### PROBLEM REQUIREMENTS
Copy every line that holds "Category".
== RECORDS FOR THE EXERCISE
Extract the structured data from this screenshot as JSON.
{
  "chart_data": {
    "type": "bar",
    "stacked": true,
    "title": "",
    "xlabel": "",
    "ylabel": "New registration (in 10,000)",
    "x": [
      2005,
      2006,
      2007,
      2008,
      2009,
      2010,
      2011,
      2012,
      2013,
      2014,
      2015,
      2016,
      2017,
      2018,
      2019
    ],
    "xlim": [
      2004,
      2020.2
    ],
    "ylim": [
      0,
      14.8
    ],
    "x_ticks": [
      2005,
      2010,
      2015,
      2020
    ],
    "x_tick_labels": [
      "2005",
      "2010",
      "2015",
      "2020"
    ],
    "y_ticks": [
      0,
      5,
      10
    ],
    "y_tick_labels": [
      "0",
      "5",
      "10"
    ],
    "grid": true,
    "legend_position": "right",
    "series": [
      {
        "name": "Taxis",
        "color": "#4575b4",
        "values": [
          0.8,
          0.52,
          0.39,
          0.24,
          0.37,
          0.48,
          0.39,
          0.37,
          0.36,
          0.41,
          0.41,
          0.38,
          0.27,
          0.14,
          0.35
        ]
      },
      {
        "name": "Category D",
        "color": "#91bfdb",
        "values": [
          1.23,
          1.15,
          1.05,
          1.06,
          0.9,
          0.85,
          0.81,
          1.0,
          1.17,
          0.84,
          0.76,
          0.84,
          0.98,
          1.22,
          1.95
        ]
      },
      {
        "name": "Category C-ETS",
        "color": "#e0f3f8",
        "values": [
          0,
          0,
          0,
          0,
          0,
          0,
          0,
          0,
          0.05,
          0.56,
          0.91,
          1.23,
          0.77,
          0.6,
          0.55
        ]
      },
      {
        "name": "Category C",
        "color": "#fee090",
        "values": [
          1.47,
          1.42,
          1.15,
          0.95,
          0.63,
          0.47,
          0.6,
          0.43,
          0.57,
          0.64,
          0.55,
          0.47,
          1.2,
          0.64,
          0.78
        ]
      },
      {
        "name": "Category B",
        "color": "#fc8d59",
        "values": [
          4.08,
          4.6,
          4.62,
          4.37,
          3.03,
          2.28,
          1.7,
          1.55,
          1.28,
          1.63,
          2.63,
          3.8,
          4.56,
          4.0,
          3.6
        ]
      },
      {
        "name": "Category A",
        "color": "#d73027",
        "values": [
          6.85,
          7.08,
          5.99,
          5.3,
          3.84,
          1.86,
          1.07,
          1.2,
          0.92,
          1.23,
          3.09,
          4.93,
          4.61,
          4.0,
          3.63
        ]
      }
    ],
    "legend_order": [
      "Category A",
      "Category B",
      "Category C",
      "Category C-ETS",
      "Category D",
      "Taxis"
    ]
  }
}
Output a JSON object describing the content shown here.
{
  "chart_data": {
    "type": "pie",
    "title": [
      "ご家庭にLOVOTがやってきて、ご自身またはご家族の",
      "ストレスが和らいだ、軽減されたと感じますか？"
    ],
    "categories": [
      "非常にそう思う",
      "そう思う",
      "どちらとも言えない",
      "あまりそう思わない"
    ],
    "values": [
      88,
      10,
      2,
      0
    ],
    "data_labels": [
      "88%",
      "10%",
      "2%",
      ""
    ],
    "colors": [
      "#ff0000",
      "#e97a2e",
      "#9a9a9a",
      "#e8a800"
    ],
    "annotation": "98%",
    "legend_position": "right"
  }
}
====
### SOLUTION TO THIS PROBLEM
        "name": "Category D",
        "name": "Category C-ETS",
        "name": "Category C",
        "name": "Category B",
        "name": "Category A",
      "Category A",
      "Category B",
      "Category C",
      "Category C-ETS",
      "Category D",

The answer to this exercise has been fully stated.